# AIM OF THE TASK
Write out the material again exactly, please, and omit the pictures.

# DATA PROVIDED
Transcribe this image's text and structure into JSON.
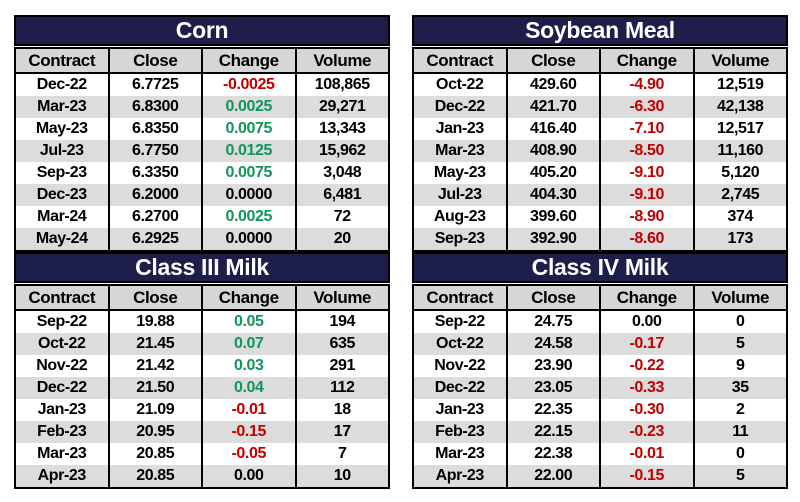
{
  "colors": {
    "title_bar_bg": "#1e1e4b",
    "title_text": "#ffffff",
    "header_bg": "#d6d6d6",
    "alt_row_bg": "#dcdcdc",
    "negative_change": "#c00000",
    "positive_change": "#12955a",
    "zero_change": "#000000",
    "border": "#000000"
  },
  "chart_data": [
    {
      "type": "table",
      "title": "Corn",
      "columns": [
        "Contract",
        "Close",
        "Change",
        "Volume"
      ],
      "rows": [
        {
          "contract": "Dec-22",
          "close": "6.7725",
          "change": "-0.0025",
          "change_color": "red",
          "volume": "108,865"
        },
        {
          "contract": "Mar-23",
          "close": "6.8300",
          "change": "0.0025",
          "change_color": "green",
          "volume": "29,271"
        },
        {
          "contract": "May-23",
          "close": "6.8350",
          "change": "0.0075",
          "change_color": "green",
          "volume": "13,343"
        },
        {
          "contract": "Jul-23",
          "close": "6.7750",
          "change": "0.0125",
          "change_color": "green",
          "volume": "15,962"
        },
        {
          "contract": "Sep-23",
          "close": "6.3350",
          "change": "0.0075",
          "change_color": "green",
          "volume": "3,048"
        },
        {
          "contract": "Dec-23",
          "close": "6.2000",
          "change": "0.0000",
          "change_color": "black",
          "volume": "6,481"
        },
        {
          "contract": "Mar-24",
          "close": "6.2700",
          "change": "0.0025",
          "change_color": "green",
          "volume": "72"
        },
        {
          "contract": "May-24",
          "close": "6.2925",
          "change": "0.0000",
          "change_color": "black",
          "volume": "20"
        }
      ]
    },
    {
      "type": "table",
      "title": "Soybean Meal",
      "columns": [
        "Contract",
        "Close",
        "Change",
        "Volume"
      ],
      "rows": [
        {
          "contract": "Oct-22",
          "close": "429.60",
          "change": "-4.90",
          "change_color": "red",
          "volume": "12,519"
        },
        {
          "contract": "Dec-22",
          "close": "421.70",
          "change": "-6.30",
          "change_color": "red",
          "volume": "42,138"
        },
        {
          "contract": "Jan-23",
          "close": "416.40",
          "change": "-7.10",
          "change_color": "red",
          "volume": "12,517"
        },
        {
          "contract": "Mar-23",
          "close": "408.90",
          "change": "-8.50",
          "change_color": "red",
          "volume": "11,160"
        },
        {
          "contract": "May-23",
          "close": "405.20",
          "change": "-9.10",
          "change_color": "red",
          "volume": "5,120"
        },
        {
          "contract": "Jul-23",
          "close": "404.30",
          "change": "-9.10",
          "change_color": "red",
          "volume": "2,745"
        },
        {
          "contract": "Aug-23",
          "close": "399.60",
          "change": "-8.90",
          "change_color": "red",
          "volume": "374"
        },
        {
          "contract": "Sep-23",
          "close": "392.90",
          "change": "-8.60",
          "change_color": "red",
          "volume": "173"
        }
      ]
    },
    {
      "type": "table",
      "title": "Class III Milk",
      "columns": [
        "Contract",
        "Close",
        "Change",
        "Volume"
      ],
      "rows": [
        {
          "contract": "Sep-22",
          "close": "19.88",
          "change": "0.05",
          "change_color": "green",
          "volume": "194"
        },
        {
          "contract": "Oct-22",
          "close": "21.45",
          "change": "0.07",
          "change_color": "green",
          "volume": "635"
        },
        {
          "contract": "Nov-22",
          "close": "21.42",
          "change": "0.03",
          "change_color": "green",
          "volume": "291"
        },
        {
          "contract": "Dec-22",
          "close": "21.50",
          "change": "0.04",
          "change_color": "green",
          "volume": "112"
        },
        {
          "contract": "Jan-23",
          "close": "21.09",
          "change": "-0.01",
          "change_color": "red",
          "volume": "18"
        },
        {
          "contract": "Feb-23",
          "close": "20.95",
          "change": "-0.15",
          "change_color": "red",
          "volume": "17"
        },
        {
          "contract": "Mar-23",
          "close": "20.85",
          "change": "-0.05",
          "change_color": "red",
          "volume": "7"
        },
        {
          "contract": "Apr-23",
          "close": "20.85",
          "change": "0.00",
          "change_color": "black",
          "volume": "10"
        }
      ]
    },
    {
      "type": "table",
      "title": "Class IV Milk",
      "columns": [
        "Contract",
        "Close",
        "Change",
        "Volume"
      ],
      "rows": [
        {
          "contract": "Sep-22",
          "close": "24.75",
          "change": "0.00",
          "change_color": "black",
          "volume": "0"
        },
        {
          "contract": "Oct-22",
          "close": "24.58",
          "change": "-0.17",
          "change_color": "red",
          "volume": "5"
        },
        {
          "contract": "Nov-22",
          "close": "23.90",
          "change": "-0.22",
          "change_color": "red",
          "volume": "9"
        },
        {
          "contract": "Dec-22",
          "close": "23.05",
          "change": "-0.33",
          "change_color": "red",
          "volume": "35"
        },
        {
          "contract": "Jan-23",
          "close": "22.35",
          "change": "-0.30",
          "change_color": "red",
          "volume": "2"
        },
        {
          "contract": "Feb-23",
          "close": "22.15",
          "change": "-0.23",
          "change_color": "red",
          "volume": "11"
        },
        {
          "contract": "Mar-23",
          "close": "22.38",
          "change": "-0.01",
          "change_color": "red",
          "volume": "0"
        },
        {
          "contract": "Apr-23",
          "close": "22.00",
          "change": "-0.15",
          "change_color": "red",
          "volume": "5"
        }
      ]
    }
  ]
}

# SOLUTION FOR THIS PROBLEM
Transcribe this image's text and structure into JSON.
{
  "colors": {
    "title_bar_bg": "#1e1e4b",
    "title_text": "#ffffff",
    "header_bg": "#d6d6d6",
    "alt_row_bg": "#dcdcdc",
    "negative_change": "#c00000",
    "positive_change": "#12955a",
    "zero_change": "#000000",
    "border": "#000000"
  },
  "chart_data": [
    {
      "type": "table",
      "title": "Corn",
      "columns": [
        "Contract",
        "Close",
        "Change",
        "Volume"
      ],
      "rows": [
        {
          "contract": "Dec-22",
          "close": "6.7725",
          "change": "-0.0025",
          "change_color": "red",
          "volume": "108,865"
        },
        {
          "contract": "Mar-23",
          "close": "6.8300",
          "change": "0.0025",
          "change_color": "green",
          "volume": "29,271"
        },
        {
          "contract": "May-23",
          "close": "6.8350",
          "change": "0.0075",
          "change_color": "green",
          "volume": "13,343"
        },
        {
          "contract": "Jul-23",
          "close": "6.7750",
          "change": "0.0125",
          "change_color": "green",
          "volume": "15,962"
        },
        {
          "contract": "Sep-23",
          "close": "6.3350",
          "change": "0.0075",
          "change_color": "green",
          "volume": "3,048"
        },
        {
          "contract": "Dec-23",
          "close": "6.2000",
          "change": "0.0000",
          "change_color": "black",
          "volume": "6,481"
        },
        {
          "contract": "Mar-24",
          "close": "6.2700",
          "change": "0.0025",
          "change_color": "green",
          "volume": "72"
        },
        {
          "contract": "May-24",
          "close": "6.2925",
          "change": "0.0000",
          "change_color": "black",
          "volume": "20"
        }
      ]
    },
    {
      "type": "table",
      "title": "Soybean Meal",
      "columns": [
        "Contract",
        "Close",
        "Change",
        "Volume"
      ],
      "rows": [
        {
          "contract": "Oct-22",
          "close": "429.60",
          "change": "-4.90",
          "change_color": "red",
          "volume": "12,519"
        },
        {
          "contract": "Dec-22",
          "close": "421.70",
          "change": "-6.30",
          "change_color": "red",
          "volume": "42,138"
        },
        {
          "contract": "Jan-23",
          "close": "416.40",
          "change": "-7.10",
          "change_color": "red",
          "volume": "12,517"
        },
        {
          "contract": "Mar-23",
          "close": "408.90",
          "change": "-8.50",
          "change_color": "red",
          "volume": "11,160"
        },
        {
          "contract": "May-23",
          "close": "405.20",
          "change": "-9.10",
          "change_color": "red",
          "volume": "5,120"
        },
        {
          "contract": "Jul-23",
          "close": "404.30",
          "change": "-9.10",
          "change_color": "red",
          "volume": "2,745"
        },
        {
          "contract": "Aug-23",
          "close": "399.60",
          "change": "-8.90",
          "change_color": "red",
          "volume": "374"
        },
        {
          "contract": "Sep-23",
          "close": "392.90",
          "change": "-8.60",
          "change_color": "red",
          "volume": "173"
        }
      ]
    },
    {
      "type": "table",
      "title": "Class III Milk",
      "columns": [
        "Contract",
        "Close",
        "Change",
        "Volume"
      ],
      "rows": [
        {
          "contract": "Sep-22",
          "close": "19.88",
          "change": "0.05",
          "change_color": "green",
          "volume": "194"
        },
        {
          "contract": "Oct-22",
          "close": "21.45",
          "change": "0.07",
          "change_color": "green",
          "volume": "635"
        },
        {
          "contract": "Nov-22",
          "close": "21.42",
          "change": "0.03",
          "change_color": "green",
          "volume": "291"
        },
        {
          "contract": "Dec-22",
          "close": "21.50",
          "change": "0.04",
          "change_color": "green",
          "volume": "112"
        },
        {
          "contract": "Jan-23",
          "close": "21.09",
          "change": "-0.01",
          "change_color": "red",
          "volume": "18"
        },
        {
          "contract": "Feb-23",
          "close": "20.95",
          "change": "-0.15",
          "change_color": "red",
          "volume": "17"
        },
        {
          "contract": "Mar-23",
          "close": "20.85",
          "change": "-0.05",
          "change_color": "red",
          "volume": "7"
        },
        {
          "contract": "Apr-23",
          "close": "20.85",
          "change": "0.00",
          "change_color": "black",
          "volume": "10"
        }
      ]
    },
    {
      "type": "table",
      "title": "Class IV Milk",
      "columns": [
        "Contract",
        "Close",
        "Change",
        "Volume"
      ],
      "rows": [
        {
          "contract": "Sep-22",
          "close": "24.75",
          "change": "0.00",
          "change_color": "black",
          "volume": "0"
        },
        {
          "contract": "Oct-22",
          "close": "24.58",
          "change": "-0.17",
          "change_color": "red",
          "volume": "5"
        },
        {
          "contract": "Nov-22",
          "close": "23.90",
          "change": "-0.22",
          "change_color": "red",
          "volume": "9"
        },
        {
          "contract": "Dec-22",
          "close": "23.05",
          "change": "-0.33",
          "change_color": "red",
          "volume": "35"
        },
        {
          "contract": "Jan-23",
          "close": "22.35",
          "change": "-0.30",
          "change_color": "red",
          "volume": "2"
        },
        {
          "contract": "Feb-23",
          "close": "22.15",
          "change": "-0.23",
          "change_color": "red",
          "volume": "11"
        },
        {
          "contract": "Mar-23",
          "close": "22.38",
          "change": "-0.01",
          "change_color": "red",
          "volume": "0"
        },
        {
          "contract": "Apr-23",
          "close": "22.00",
          "change": "-0.15",
          "change_color": "red",
          "volume": "5"
        }
      ]
    }
  ]
}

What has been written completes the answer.